→ **TASK DIRECTIONS**
Only a number is wanted: the count of lines in this listing that contain "JSON".

→ **EXERCISE DATA**

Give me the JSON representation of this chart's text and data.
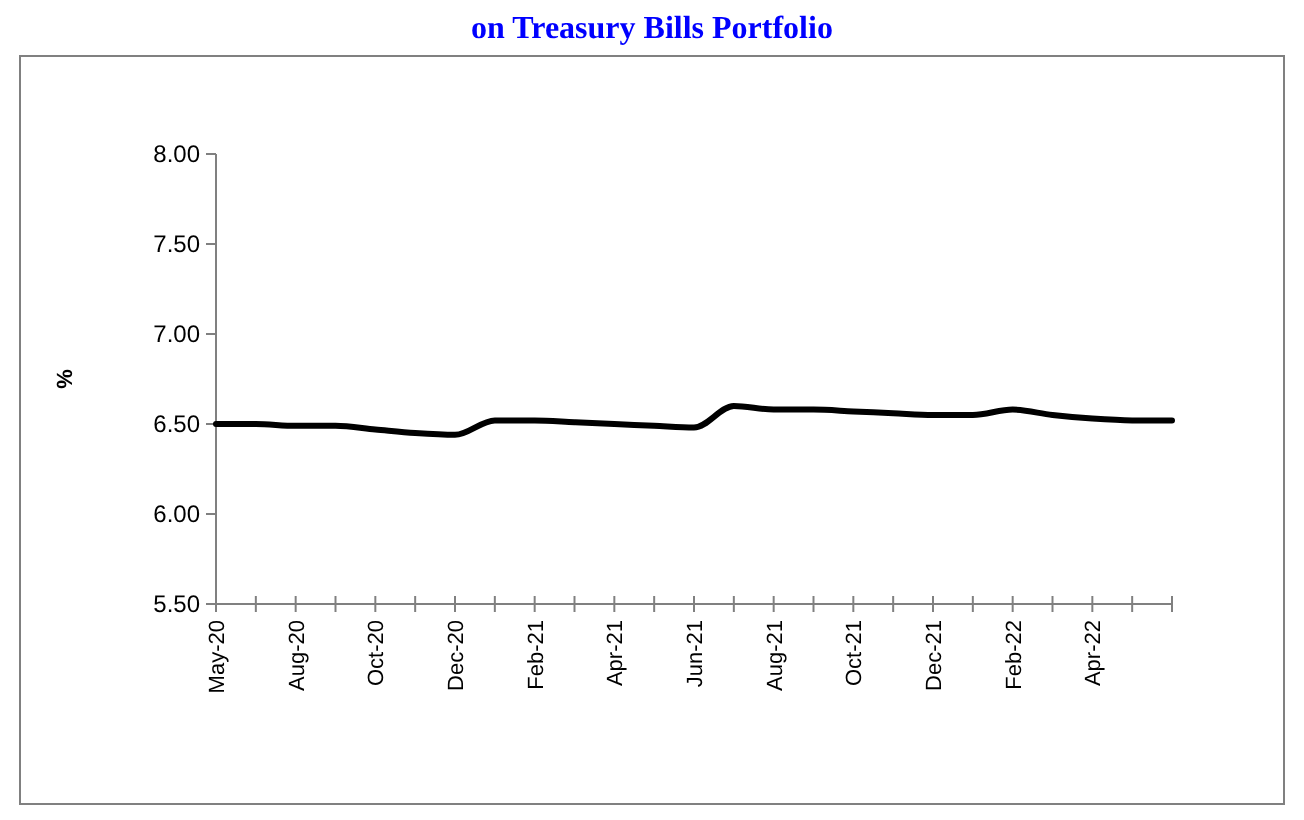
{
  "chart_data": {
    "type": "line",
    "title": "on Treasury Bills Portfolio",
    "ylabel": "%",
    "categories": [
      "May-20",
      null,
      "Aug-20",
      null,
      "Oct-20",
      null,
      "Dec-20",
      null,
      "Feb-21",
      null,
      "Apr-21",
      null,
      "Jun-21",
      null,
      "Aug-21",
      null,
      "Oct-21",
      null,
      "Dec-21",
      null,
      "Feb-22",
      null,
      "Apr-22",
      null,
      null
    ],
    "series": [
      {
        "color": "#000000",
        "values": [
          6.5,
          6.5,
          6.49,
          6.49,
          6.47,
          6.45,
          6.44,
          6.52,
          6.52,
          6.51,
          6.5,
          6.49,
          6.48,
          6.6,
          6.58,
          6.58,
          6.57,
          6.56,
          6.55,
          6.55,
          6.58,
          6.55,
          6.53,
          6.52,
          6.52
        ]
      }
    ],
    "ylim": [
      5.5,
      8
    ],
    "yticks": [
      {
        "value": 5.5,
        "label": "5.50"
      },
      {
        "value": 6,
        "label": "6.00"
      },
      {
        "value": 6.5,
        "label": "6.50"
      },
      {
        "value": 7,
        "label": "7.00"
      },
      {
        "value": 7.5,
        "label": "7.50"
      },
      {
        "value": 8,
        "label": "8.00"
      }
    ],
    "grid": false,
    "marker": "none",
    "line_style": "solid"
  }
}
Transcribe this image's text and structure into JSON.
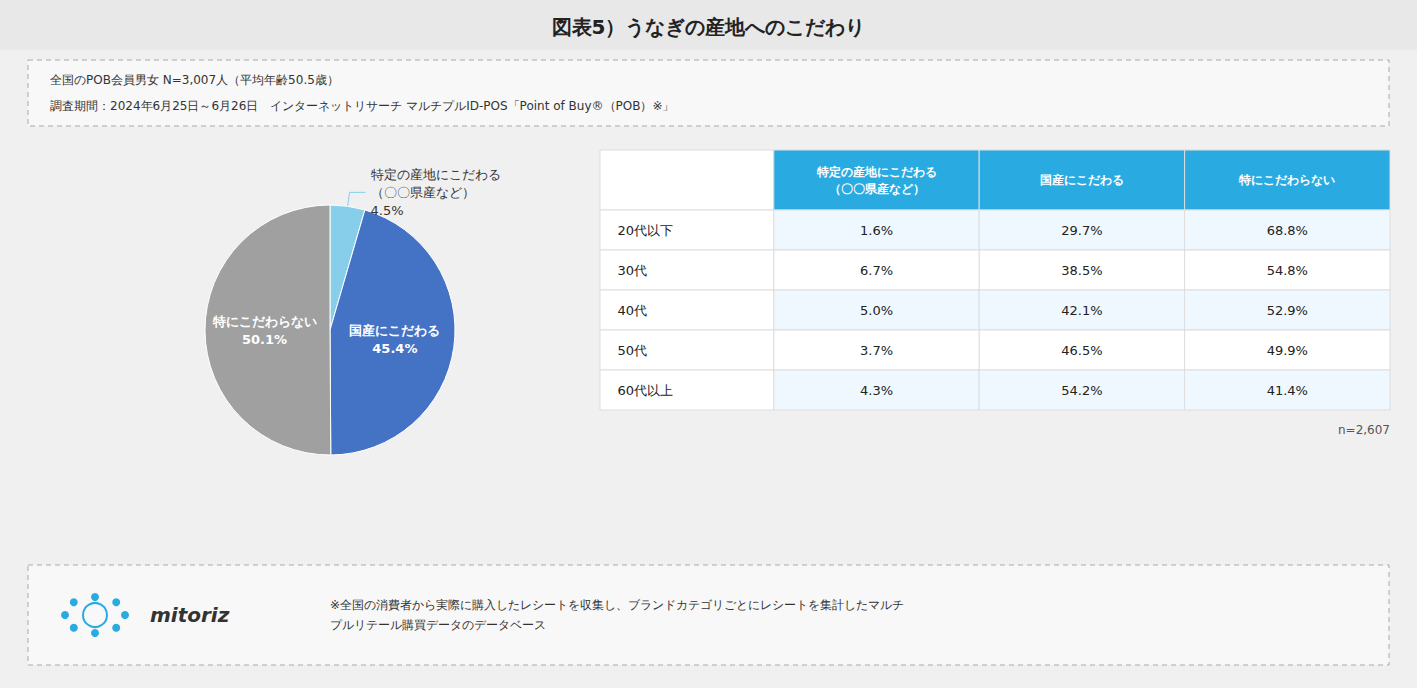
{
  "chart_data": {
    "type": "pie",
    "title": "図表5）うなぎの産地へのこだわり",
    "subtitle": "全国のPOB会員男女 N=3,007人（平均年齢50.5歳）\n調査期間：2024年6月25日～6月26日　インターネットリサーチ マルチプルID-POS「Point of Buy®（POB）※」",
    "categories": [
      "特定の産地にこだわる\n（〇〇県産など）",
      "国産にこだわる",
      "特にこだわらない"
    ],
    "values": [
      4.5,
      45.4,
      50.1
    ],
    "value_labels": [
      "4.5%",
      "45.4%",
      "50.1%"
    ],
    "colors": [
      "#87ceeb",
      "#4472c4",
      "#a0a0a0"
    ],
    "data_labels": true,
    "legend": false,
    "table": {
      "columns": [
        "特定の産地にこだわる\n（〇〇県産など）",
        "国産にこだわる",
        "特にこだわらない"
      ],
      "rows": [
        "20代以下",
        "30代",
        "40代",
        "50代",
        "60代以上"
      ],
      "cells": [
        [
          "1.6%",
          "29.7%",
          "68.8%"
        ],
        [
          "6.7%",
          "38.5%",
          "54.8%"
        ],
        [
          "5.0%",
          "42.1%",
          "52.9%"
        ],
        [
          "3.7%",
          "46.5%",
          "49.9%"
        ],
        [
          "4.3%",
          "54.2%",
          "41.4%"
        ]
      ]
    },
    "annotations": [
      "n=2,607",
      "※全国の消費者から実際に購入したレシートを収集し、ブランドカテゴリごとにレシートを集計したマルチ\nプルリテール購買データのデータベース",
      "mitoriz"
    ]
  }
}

→ **OUTPUT BELOW**
2